* _ROWS_:
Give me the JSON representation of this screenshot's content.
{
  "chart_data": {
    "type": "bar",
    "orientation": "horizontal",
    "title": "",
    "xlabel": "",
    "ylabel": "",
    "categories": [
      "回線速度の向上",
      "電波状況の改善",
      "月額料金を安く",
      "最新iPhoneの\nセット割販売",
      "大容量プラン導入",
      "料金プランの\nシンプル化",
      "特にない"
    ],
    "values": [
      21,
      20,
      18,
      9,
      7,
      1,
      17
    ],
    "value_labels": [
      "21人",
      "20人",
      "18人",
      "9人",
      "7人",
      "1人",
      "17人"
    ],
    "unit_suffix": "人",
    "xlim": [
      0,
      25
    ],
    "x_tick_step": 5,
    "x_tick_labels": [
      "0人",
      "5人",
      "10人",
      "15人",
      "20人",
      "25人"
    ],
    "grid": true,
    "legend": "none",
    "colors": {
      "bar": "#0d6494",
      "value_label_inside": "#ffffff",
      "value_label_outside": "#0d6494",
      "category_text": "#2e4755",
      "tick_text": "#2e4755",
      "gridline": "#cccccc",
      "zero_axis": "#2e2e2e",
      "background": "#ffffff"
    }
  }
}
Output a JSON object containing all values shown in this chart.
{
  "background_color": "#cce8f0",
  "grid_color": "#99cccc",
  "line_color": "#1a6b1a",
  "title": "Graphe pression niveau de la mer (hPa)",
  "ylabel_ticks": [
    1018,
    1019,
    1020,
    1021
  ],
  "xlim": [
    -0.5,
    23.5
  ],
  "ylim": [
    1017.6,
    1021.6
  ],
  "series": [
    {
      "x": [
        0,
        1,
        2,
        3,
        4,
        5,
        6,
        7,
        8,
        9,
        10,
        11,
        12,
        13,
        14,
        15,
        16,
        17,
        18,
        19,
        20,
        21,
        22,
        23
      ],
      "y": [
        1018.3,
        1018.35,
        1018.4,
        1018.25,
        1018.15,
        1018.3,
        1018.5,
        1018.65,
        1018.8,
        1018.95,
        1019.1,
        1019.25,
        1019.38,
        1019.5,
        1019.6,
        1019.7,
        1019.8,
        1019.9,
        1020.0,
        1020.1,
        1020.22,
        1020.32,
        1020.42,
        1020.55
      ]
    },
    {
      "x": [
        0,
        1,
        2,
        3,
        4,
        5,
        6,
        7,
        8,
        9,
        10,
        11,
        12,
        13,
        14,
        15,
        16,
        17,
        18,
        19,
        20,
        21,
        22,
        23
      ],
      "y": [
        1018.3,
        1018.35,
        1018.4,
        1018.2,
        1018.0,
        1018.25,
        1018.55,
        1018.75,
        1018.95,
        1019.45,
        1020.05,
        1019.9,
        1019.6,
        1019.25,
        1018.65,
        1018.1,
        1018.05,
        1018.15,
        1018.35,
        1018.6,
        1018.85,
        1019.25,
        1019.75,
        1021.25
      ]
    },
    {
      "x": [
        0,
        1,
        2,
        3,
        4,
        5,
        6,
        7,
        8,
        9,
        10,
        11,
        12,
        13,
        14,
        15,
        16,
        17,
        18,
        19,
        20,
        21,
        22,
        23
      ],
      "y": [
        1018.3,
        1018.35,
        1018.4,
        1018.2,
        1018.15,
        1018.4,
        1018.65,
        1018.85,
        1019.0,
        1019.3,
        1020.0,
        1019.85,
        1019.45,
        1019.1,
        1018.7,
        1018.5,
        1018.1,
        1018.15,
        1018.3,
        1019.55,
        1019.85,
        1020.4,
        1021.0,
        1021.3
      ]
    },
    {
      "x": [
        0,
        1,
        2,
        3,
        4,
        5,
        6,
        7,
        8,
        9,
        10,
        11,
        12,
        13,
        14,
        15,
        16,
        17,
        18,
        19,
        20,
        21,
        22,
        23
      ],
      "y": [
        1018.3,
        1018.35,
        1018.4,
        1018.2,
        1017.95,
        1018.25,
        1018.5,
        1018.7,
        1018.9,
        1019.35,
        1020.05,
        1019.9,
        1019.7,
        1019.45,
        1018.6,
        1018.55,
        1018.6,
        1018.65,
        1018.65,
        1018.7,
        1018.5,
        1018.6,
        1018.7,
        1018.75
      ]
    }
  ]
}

* _EXERCISE DETAILS_: Every record above must be duplicated exactly.

* _PROBLEM SOLUTION_:
Give me the JSON representation of this screenshot's content.
{
  "chart_data": {
    "type": "bar",
    "orientation": "horizontal",
    "title": "",
    "xlabel": "",
    "ylabel": "",
    "categories": [
      "回線速度の向上",
      "電波状況の改善",
      "月額料金を安く",
      "最新iPhoneの\nセット割販売",
      "大容量プラン導入",
      "料金プランの\nシンプル化",
      "特にない"
    ],
    "values": [
      21,
      20,
      18,
      9,
      7,
      1,
      17
    ],
    "value_labels": [
      "21人",
      "20人",
      "18人",
      "9人",
      "7人",
      "1人",
      "17人"
    ],
    "unit_suffix": "人",
    "xlim": [
      0,
      25
    ],
    "x_tick_step": 5,
    "x_tick_labels": [
      "0人",
      "5人",
      "10人",
      "15人",
      "20人",
      "25人"
    ],
    "grid": true,
    "legend": "none",
    "colors": {
      "bar": "#0d6494",
      "value_label_inside": "#ffffff",
      "value_label_outside": "#0d6494",
      "category_text": "#2e4755",
      "tick_text": "#2e4755",
      "gridline": "#cccccc",
      "zero_axis": "#2e2e2e",
      "background": "#ffffff"
    }
  }
}
Output a JSON object containing all values shown in this chart.
{
  "background_color": "#cce8f0",
  "grid_color": "#99cccc",
  "line_color": "#1a6b1a",
  "title": "Graphe pression niveau de la mer (hPa)",
  "ylabel_ticks": [
    1018,
    1019,
    1020,
    1021
  ],
  "xlim": [
    -0.5,
    23.5
  ],
  "ylim": [
    1017.6,
    1021.6
  ],
  "series": [
    {
      "x": [
        0,
        1,
        2,
        3,
        4,
        5,
        6,
        7,
        8,
        9,
        10,
        11,
        12,
        13,
        14,
        15,
        16,
        17,
        18,
        19,
        20,
        21,
        22,
        23
      ],
      "y": [
        1018.3,
        1018.35,
        1018.4,
        1018.25,
        1018.15,
        1018.3,
        1018.5,
        1018.65,
        1018.8,
        1018.95,
        1019.1,
        1019.25,
        1019.38,
        1019.5,
        1019.6,
        1019.7,
        1019.8,
        1019.9,
        1020.0,
        1020.1,
        1020.22,
        1020.32,
        1020.42,
        1020.55
      ]
    },
    {
      "x": [
        0,
        1,
        2,
        3,
        4,
        5,
        6,
        7,
        8,
        9,
        10,
        11,
        12,
        13,
        14,
        15,
        16,
        17,
        18,
        19,
        20,
        21,
        22,
        23
      ],
      "y": [
        1018.3,
        1018.35,
        1018.4,
        1018.2,
        1018.0,
        1018.25,
        1018.55,
        1018.75,
        1018.95,
        1019.45,
        1020.05,
        1019.9,
        1019.6,
        1019.25,
        1018.65,
        1018.1,
        1018.05,
        1018.15,
        1018.35,
        1018.6,
        1018.85,
        1019.25,
        1019.75,
        1021.25
      ]
    },
    {
      "x": [
        0,
        1,
        2,
        3,
        4,
        5,
        6,
        7,
        8,
        9,
        10,
        11,
        12,
        13,
        14,
        15,
        16,
        17,
        18,
        19,
        20,
        21,
        22,
        23
      ],
      "y": [
        1018.3,
        1018.35,
        1018.4,
        1018.2,
        1018.15,
        1018.4,
        1018.65,
        1018.85,
        1019.0,
        1019.3,
        1020.0,
        1019.85,
        1019.45,
        1019.1,
        1018.7,
        1018.5,
        1018.1,
        1018.15,
        1018.3,
        1019.55,
        1019.85,
        1020.4,
        1021.0,
        1021.3
      ]
    },
    {
      "x": [
        0,
        1,
        2,
        3,
        4,
        5,
        6,
        7,
        8,
        9,
        10,
        11,
        12,
        13,
        14,
        15,
        16,
        17,
        18,
        19,
        20,
        21,
        22,
        23
      ],
      "y": [
        1018.3,
        1018.35,
        1018.4,
        1018.2,
        1017.95,
        1018.25,
        1018.5,
        1018.7,
        1018.9,
        1019.35,
        1020.05,
        1019.9,
        1019.7,
        1019.45,
        1018.6,
        1018.55,
        1018.6,
        1018.65,
        1018.65,
        1018.7,
        1018.5,
        1018.6,
        1018.7,
        1018.75
      ]
    }
  ]
}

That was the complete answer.